Write out every record in full, exactly as written, please.

** Start of Exercise data **

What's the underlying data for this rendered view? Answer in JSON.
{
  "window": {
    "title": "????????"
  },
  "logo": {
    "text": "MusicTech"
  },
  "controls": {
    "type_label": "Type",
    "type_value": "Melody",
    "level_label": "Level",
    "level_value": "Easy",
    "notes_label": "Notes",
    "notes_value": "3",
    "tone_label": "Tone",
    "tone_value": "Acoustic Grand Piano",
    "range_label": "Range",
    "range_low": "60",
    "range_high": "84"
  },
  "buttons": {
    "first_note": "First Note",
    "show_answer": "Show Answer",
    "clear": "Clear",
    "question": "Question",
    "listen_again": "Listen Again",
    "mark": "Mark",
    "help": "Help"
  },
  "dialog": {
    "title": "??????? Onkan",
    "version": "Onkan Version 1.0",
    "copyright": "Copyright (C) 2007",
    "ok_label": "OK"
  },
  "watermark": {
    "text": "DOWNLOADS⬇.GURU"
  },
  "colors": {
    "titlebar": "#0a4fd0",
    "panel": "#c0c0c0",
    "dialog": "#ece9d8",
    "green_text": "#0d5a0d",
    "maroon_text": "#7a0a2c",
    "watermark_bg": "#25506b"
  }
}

** End of Exercise data **

**Written answer**
What's the underlying data for this rendered view? Answer in JSON.
{
  "window": {
    "title": "????????"
  },
  "logo": {
    "text": "MusicTech"
  },
  "controls": {
    "type_label": "Type",
    "type_value": "Melody",
    "level_label": "Level",
    "level_value": "Easy",
    "notes_label": "Notes",
    "notes_value": "3",
    "tone_label": "Tone",
    "tone_value": "Acoustic Grand Piano",
    "range_label": "Range",
    "range_low": "60",
    "range_high": "84"
  },
  "buttons": {
    "first_note": "First Note",
    "show_answer": "Show Answer",
    "clear": "Clear",
    "question": "Question",
    "listen_again": "Listen Again",
    "mark": "Mark",
    "help": "Help"
  },
  "dialog": {
    "title": "??????? Onkan",
    "version": "Onkan Version 1.0",
    "copyright": "Copyright (C) 2007",
    "ok_label": "OK"
  },
  "watermark": {
    "text": "DOWNLOADS⬇.GURU"
  },
  "colors": {
    "titlebar": "#0a4fd0",
    "panel": "#c0c0c0",
    "dialog": "#ece9d8",
    "green_text": "#0d5a0d",
    "maroon_text": "#7a0a2c",
    "watermark_bg": "#25506b"
  }
}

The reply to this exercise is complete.